Русская линия
Русская неделя Геннадий Крамор13.11.2006 

Быль о блаженном Геннадии

Этого человека знал каждый ишимец. Все — от мала до велика. Он даже стал героем литературного произведения. В повести «Пожароопасный период» тюменского писателя Николая Денисова главная особенность, характерная примета Городка — не заводы и фабрики, не какие-либо учреждения, а… дурачок Гена. Он и в самом деле почти полвека был яркой особенностью Ишима. Но вот уже больше десяти лет город живет без Гены.

ГЕНА-ДУРАЧОК

Именно так называло его большинство горожан. Называло любя, хотя и не без доли страха, который возникает перед необъяснимым, неподвластным рассудку явлением. Тот же Денисов, работавший в Ишиме журналистом, отмечает: «Поскольку он единственный в Городке дурачок, а на Руси к убогим и тронутым умом еще не везде исчезло традиционно- сочувственное отношение, Гену жалели». Отмечает верно по сути, но неверно исторически. В Ишиме второй половины ХХ века были и другие «дурачки». Для небольшого города с размеренным ритмом жизни каждый из них был заметной фигурой.

⁂

**ЗАДАНИЯ:**
[A] Ответьте на вопросы по тексту о блаженном Геннадии:
(i) В какой повести Гена стал героем и кто её автор?
(ii) Сколько времени Гена был яркой особенностью Ишима?
(iii) Кем работал Денисов в Ишиме?
[B] Перечислите всё, что, по тексту о блаженном Геннадии, не является в повести Денисова главной особенностью Городка.
[C] Напишите продолжение текста о блаженном Геннадии, начиная сразу после его последнего предложения.

[Записи набора данных по вёрстке]
⁂

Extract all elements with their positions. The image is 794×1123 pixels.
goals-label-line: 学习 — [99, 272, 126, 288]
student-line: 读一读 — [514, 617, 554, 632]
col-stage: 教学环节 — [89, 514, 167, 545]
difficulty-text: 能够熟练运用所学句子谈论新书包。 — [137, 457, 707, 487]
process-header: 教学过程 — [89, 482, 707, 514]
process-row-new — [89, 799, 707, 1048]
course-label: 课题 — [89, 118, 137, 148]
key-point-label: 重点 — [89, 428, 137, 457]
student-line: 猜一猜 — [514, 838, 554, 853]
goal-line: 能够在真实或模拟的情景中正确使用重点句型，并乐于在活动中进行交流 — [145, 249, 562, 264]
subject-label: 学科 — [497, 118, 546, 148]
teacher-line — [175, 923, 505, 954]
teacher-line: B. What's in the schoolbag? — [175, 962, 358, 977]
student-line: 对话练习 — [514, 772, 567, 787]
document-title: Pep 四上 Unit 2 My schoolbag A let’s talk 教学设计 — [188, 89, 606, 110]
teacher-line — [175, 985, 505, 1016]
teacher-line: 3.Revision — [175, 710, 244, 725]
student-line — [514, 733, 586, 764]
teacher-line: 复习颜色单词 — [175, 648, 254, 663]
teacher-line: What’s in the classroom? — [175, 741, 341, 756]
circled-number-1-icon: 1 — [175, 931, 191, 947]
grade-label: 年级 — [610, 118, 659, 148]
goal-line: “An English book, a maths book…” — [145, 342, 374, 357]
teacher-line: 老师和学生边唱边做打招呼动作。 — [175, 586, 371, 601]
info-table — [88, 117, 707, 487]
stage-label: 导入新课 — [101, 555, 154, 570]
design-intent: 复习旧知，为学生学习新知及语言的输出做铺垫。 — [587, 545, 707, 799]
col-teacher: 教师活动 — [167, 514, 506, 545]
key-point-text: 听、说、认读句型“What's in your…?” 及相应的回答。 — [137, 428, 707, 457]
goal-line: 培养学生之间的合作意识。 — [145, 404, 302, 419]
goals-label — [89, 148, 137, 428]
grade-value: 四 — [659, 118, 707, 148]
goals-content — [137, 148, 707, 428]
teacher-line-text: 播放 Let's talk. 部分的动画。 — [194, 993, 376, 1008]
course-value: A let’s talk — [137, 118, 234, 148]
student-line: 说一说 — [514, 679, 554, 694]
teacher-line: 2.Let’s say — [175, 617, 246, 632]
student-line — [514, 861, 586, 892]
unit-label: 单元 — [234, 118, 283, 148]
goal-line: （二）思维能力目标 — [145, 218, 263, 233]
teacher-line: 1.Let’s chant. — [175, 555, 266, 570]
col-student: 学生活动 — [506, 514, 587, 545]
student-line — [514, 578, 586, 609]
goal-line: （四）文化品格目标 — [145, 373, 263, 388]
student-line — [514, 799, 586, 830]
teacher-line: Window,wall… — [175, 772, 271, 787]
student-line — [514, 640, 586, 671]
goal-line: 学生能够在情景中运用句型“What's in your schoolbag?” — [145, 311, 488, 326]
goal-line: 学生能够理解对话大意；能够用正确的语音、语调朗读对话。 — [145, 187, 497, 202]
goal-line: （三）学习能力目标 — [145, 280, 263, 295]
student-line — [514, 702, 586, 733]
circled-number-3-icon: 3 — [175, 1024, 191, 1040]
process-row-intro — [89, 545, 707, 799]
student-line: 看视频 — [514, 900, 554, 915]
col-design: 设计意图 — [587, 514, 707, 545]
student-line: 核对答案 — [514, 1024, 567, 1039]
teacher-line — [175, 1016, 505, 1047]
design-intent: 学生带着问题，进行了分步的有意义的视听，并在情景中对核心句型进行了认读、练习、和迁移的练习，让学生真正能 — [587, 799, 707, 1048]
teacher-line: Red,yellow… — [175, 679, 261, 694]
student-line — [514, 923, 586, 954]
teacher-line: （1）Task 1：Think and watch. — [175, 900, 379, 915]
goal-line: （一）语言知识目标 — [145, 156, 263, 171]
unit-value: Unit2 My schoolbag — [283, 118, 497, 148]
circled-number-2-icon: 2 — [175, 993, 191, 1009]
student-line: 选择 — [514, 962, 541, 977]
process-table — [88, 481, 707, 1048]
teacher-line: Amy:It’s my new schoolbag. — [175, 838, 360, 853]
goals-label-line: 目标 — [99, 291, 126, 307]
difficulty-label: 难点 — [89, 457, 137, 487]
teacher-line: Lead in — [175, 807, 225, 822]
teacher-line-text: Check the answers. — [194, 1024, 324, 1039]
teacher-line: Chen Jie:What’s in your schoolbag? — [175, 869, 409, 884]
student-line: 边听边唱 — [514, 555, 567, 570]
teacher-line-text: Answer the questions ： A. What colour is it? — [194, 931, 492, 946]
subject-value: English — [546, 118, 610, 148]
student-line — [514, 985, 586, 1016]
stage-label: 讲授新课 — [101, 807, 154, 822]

⁂

**ПИСЬМЕННЫЕ ОТВЕТЫ:**
[A]
(i) В повести «Пожароопасный период» тюменского писателя Николая Денисова.
(ii) Почти полвека.
(iii) Журналистом.

[B] Заводы, фабрики и какие-либо учреждения.

[C]
Например, в 50−60-е годы хорошо был известен Филя-дурачок. Любитель выпить, Филя пританцовывал с веником у городской бани и приветствовал выходивших: «С легким паром, дай копеечку!» Распаренные мужики, хлебнувшие пива, давали с удовольствием.

Рассказывают еще о Лене-дурачке, о Лене-дурочке и ее сестре Нине: Был еще Марк Николаевич Первышин, ходивший в шинели и с вещмешком, набитым истлевшими деньгами; в раннем детстве, во время бунта 1921 года на его глазах убили родителей: Но Гена выделялся из этой специфической компании.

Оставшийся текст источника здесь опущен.